Your task :: Repeat each entry exactly and drop the pictures.

Extracted data entries

· · · ·

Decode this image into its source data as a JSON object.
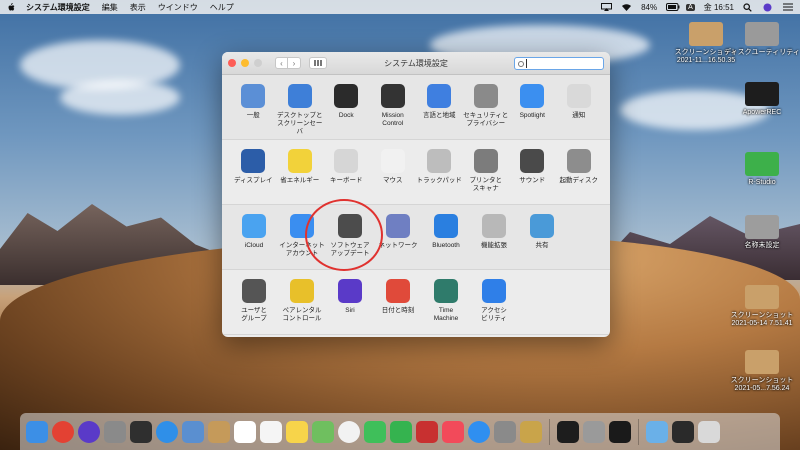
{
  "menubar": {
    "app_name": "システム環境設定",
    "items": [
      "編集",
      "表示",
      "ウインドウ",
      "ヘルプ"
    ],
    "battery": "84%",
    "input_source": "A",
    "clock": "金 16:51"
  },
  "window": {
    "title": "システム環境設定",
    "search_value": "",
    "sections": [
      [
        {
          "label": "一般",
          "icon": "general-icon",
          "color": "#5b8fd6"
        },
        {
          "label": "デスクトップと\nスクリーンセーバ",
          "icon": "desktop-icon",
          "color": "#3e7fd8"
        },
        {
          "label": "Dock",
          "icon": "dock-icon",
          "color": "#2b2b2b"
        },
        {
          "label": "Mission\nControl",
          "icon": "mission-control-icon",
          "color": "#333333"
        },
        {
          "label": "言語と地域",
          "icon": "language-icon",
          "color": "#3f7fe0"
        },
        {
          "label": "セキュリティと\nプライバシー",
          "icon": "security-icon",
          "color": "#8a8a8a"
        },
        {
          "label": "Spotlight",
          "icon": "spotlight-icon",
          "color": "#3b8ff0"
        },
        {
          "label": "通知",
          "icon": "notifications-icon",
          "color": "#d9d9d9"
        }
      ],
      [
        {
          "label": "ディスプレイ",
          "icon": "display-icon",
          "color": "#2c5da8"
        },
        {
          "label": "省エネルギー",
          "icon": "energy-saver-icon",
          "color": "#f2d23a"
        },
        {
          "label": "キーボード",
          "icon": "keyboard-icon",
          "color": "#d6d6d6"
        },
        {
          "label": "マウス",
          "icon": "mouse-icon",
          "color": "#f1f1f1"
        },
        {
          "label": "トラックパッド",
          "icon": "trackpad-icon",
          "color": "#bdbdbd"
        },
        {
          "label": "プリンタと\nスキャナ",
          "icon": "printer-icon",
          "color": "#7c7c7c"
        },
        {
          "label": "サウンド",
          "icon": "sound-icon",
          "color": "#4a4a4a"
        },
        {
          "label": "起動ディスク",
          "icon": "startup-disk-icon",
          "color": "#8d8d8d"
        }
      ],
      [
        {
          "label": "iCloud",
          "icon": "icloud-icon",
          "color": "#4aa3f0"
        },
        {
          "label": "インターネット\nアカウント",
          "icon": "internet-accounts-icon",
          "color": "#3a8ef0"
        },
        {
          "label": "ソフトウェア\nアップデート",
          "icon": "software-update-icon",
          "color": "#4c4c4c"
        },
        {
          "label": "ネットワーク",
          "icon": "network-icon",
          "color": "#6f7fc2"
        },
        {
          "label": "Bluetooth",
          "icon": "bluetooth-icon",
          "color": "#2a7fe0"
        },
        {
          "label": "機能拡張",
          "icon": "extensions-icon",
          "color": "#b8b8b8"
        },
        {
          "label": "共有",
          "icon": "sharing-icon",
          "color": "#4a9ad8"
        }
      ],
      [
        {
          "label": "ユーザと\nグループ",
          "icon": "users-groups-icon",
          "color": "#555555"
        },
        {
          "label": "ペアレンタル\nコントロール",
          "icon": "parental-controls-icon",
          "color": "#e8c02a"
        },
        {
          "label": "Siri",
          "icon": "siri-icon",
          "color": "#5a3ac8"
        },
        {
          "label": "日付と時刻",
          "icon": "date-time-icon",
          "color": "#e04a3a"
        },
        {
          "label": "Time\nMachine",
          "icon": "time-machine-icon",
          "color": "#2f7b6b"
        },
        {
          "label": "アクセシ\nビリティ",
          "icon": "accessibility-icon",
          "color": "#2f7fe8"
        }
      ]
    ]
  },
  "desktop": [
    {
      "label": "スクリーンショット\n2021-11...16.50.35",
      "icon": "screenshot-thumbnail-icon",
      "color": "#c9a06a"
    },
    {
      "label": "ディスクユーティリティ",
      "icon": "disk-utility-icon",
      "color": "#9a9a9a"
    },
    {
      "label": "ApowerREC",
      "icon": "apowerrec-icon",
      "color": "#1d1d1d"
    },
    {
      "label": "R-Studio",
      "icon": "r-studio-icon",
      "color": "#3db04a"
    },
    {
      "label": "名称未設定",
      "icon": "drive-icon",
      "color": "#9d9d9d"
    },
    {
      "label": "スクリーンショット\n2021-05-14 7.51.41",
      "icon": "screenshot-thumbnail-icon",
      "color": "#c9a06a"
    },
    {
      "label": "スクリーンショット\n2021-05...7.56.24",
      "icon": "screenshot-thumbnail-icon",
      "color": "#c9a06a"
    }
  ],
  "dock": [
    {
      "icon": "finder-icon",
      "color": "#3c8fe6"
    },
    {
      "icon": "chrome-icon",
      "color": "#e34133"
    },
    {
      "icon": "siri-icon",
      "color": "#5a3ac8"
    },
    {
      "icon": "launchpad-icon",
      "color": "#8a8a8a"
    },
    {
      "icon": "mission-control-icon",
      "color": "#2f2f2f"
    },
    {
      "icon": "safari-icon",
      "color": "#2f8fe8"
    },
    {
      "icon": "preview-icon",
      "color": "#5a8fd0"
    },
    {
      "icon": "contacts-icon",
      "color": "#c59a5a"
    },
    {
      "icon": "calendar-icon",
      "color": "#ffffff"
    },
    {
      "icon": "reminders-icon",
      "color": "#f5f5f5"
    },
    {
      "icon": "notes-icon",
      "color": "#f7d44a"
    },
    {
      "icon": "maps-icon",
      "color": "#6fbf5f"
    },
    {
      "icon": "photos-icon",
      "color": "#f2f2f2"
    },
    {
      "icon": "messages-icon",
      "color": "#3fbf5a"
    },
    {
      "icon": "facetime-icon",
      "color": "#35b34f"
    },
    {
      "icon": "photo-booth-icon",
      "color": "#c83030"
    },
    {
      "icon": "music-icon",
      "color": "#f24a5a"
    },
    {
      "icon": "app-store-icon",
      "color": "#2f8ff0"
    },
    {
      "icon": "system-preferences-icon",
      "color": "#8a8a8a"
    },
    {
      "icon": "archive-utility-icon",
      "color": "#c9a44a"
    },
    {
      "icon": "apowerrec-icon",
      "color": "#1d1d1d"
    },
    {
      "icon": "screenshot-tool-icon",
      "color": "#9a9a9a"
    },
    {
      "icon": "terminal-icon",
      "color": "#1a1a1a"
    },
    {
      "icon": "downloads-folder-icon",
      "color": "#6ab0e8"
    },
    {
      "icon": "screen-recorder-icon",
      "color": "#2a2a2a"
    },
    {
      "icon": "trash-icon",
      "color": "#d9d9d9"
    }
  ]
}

· · · ·

Full response ::
Decode this image into its source data as a JSON object.
{
  "menubar": {
    "app_name": "システム環境設定",
    "items": [
      "編集",
      "表示",
      "ウインドウ",
      "ヘルプ"
    ],
    "battery": "84%",
    "input_source": "A",
    "clock": "金 16:51"
  },
  "window": {
    "title": "システム環境設定",
    "search_value": "",
    "sections": [
      [
        {
          "label": "一般",
          "icon": "general-icon",
          "color": "#5b8fd6"
        },
        {
          "label": "デスクトップと\nスクリーンセーバ",
          "icon": "desktop-icon",
          "color": "#3e7fd8"
        },
        {
          "label": "Dock",
          "icon": "dock-icon",
          "color": "#2b2b2b"
        },
        {
          "label": "Mission\nControl",
          "icon": "mission-control-icon",
          "color": "#333333"
        },
        {
          "label": "言語と地域",
          "icon": "language-icon",
          "color": "#3f7fe0"
        },
        {
          "label": "セキュリティと\nプライバシー",
          "icon": "security-icon",
          "color": "#8a8a8a"
        },
        {
          "label": "Spotlight",
          "icon": "spotlight-icon",
          "color": "#3b8ff0"
        },
        {
          "label": "通知",
          "icon": "notifications-icon",
          "color": "#d9d9d9"
        }
      ],
      [
        {
          "label": "ディスプレイ",
          "icon": "display-icon",
          "color": "#2c5da8"
        },
        {
          "label": "省エネルギー",
          "icon": "energy-saver-icon",
          "color": "#f2d23a"
        },
        {
          "label": "キーボード",
          "icon": "keyboard-icon",
          "color": "#d6d6d6"
        },
        {
          "label": "マウス",
          "icon": "mouse-icon",
          "color": "#f1f1f1"
        },
        {
          "label": "トラックパッド",
          "icon": "trackpad-icon",
          "color": "#bdbdbd"
        },
        {
          "label": "プリンタと\nスキャナ",
          "icon": "printer-icon",
          "color": "#7c7c7c"
        },
        {
          "label": "サウンド",
          "icon": "sound-icon",
          "color": "#4a4a4a"
        },
        {
          "label": "起動ディスク",
          "icon": "startup-disk-icon",
          "color": "#8d8d8d"
        }
      ],
      [
        {
          "label": "iCloud",
          "icon": "icloud-icon",
          "color": "#4aa3f0"
        },
        {
          "label": "インターネット\nアカウント",
          "icon": "internet-accounts-icon",
          "color": "#3a8ef0"
        },
        {
          "label": "ソフトウェア\nアップデート",
          "icon": "software-update-icon",
          "color": "#4c4c4c"
        },
        {
          "label": "ネットワーク",
          "icon": "network-icon",
          "color": "#6f7fc2"
        },
        {
          "label": "Bluetooth",
          "icon": "bluetooth-icon",
          "color": "#2a7fe0"
        },
        {
          "label": "機能拡張",
          "icon": "extensions-icon",
          "color": "#b8b8b8"
        },
        {
          "label": "共有",
          "icon": "sharing-icon",
          "color": "#4a9ad8"
        }
      ],
      [
        {
          "label": "ユーザと\nグループ",
          "icon": "users-groups-icon",
          "color": "#555555"
        },
        {
          "label": "ペアレンタル\nコントロール",
          "icon": "parental-controls-icon",
          "color": "#e8c02a"
        },
        {
          "label": "Siri",
          "icon": "siri-icon",
          "color": "#5a3ac8"
        },
        {
          "label": "日付と時刻",
          "icon": "date-time-icon",
          "color": "#e04a3a"
        },
        {
          "label": "Time\nMachine",
          "icon": "time-machine-icon",
          "color": "#2f7b6b"
        },
        {
          "label": "アクセシ\nビリティ",
          "icon": "accessibility-icon",
          "color": "#2f7fe8"
        }
      ]
    ]
  },
  "desktop": [
    {
      "label": "スクリーンショット\n2021-11...16.50.35",
      "icon": "screenshot-thumbnail-icon",
      "color": "#c9a06a"
    },
    {
      "label": "ディスクユーティリティ",
      "icon": "disk-utility-icon",
      "color": "#9a9a9a"
    },
    {
      "label": "ApowerREC",
      "icon": "apowerrec-icon",
      "color": "#1d1d1d"
    },
    {
      "label": "R-Studio",
      "icon": "r-studio-icon",
      "color": "#3db04a"
    },
    {
      "label": "名称未設定",
      "icon": "drive-icon",
      "color": "#9d9d9d"
    },
    {
      "label": "スクリーンショット\n2021-05-14 7.51.41",
      "icon": "screenshot-thumbnail-icon",
      "color": "#c9a06a"
    },
    {
      "label": "スクリーンショット\n2021-05...7.56.24",
      "icon": "screenshot-thumbnail-icon",
      "color": "#c9a06a"
    }
  ],
  "dock": [
    {
      "icon": "finder-icon",
      "color": "#3c8fe6"
    },
    {
      "icon": "chrome-icon",
      "color": "#e34133"
    },
    {
      "icon": "siri-icon",
      "color": "#5a3ac8"
    },
    {
      "icon": "launchpad-icon",
      "color": "#8a8a8a"
    },
    {
      "icon": "mission-control-icon",
      "color": "#2f2f2f"
    },
    {
      "icon": "safari-icon",
      "color": "#2f8fe8"
    },
    {
      "icon": "preview-icon",
      "color": "#5a8fd0"
    },
    {
      "icon": "contacts-icon",
      "color": "#c59a5a"
    },
    {
      "icon": "calendar-icon",
      "color": "#ffffff"
    },
    {
      "icon": "reminders-icon",
      "color": "#f5f5f5"
    },
    {
      "icon": "notes-icon",
      "color": "#f7d44a"
    },
    {
      "icon": "maps-icon",
      "color": "#6fbf5f"
    },
    {
      "icon": "photos-icon",
      "color": "#f2f2f2"
    },
    {
      "icon": "messages-icon",
      "color": "#3fbf5a"
    },
    {
      "icon": "facetime-icon",
      "color": "#35b34f"
    },
    {
      "icon": "photo-booth-icon",
      "color": "#c83030"
    },
    {
      "icon": "music-icon",
      "color": "#f24a5a"
    },
    {
      "icon": "app-store-icon",
      "color": "#2f8ff0"
    },
    {
      "icon": "system-preferences-icon",
      "color": "#8a8a8a"
    },
    {
      "icon": "archive-utility-icon",
      "color": "#c9a44a"
    },
    {
      "icon": "apowerrec-icon",
      "color": "#1d1d1d"
    },
    {
      "icon": "screenshot-tool-icon",
      "color": "#9a9a9a"
    },
    {
      "icon": "terminal-icon",
      "color": "#1a1a1a"
    },
    {
      "icon": "downloads-folder-icon",
      "color": "#6ab0e8"
    },
    {
      "icon": "screen-recorder-icon",
      "color": "#2a2a2a"
    },
    {
      "icon": "trash-icon",
      "color": "#d9d9d9"
    }
  ]
}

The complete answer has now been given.